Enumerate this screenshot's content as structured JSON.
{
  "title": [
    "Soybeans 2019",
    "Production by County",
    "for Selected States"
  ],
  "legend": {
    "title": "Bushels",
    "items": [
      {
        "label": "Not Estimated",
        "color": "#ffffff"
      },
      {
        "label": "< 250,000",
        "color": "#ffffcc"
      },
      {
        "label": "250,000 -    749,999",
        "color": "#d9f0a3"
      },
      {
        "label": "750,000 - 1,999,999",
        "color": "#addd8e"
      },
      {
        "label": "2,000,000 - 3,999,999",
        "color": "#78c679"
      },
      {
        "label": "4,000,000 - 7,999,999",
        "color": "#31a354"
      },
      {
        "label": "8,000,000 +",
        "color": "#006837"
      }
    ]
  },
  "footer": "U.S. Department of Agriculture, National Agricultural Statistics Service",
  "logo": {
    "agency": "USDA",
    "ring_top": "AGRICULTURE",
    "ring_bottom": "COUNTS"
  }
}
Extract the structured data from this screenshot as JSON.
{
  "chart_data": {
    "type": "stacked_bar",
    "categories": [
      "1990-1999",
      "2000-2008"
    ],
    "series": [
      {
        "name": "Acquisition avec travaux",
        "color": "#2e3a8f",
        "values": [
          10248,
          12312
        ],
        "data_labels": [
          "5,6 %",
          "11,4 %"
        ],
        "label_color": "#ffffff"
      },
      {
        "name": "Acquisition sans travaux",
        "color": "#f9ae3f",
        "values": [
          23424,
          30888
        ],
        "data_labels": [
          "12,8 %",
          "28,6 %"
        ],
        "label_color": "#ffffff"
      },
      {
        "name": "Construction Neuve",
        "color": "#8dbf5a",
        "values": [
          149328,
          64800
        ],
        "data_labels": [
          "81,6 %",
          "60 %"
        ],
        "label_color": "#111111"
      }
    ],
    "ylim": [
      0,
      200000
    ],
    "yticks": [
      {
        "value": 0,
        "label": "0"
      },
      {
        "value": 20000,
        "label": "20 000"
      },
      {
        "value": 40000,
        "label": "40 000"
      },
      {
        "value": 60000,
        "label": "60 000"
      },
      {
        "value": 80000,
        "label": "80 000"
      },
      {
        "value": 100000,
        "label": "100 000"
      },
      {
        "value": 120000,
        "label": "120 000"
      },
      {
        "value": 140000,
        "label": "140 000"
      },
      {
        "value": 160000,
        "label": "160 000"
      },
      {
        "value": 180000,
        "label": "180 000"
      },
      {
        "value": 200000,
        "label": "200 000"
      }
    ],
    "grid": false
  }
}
════
## What needs to be done
Return every record above exactly as it appears.

## Response to the task
Enumerate this screenshot's content as structured JSON.
{
  "title": [
    "Soybeans 2019",
    "Production by County",
    "for Selected States"
  ],
  "legend": {
    "title": "Bushels",
    "items": [
      {
        "label": "Not Estimated",
        "color": "#ffffff"
      },
      {
        "label": "< 250,000",
        "color": "#ffffcc"
      },
      {
        "label": "250,000 -    749,999",
        "color": "#d9f0a3"
      },
      {
        "label": "750,000 - 1,999,999",
        "color": "#addd8e"
      },
      {
        "label": "2,000,000 - 3,999,999",
        "color": "#78c679"
      },
      {
        "label": "4,000,000 - 7,999,999",
        "color": "#31a354"
      },
      {
        "label": "8,000,000 +",
        "color": "#006837"
      }
    ]
  },
  "footer": "U.S. Department of Agriculture, National Agricultural Statistics Service",
  "logo": {
    "agency": "USDA",
    "ring_top": "AGRICULTURE",
    "ring_bottom": "COUNTS"
  }
}
Extract the structured data from this screenshot as JSON.
{
  "chart_data": {
    "type": "stacked_bar",
    "categories": [
      "1990-1999",
      "2000-2008"
    ],
    "series": [
      {
        "name": "Acquisition avec travaux",
        "color": "#2e3a8f",
        "values": [
          10248,
          12312
        ],
        "data_labels": [
          "5,6 %",
          "11,4 %"
        ],
        "label_color": "#ffffff"
      },
      {
        "name": "Acquisition sans travaux",
        "color": "#f9ae3f",
        "values": [
          23424,
          30888
        ],
        "data_labels": [
          "12,8 %",
          "28,6 %"
        ],
        "label_color": "#ffffff"
      },
      {
        "name": "Construction Neuve",
        "color": "#8dbf5a",
        "values": [
          149328,
          64800
        ],
        "data_labels": [
          "81,6 %",
          "60 %"
        ],
        "label_color": "#111111"
      }
    ],
    "ylim": [
      0,
      200000
    ],
    "yticks": [
      {
        "value": 0,
        "label": "0"
      },
      {
        "value": 20000,
        "label": "20 000"
      },
      {
        "value": 40000,
        "label": "40 000"
      },
      {
        "value": 60000,
        "label": "60 000"
      },
      {
        "value": 80000,
        "label": "80 000"
      },
      {
        "value": 100000,
        "label": "100 000"
      },
      {
        "value": 120000,
        "label": "120 000"
      },
      {
        "value": 140000,
        "label": "140 000"
      },
      {
        "value": 160000,
        "label": "160 000"
      },
      {
        "value": 180000,
        "label": "180 000"
      },
      {
        "value": 200000,
        "label": "200 000"
      }
    ],
    "grid": false
  }
}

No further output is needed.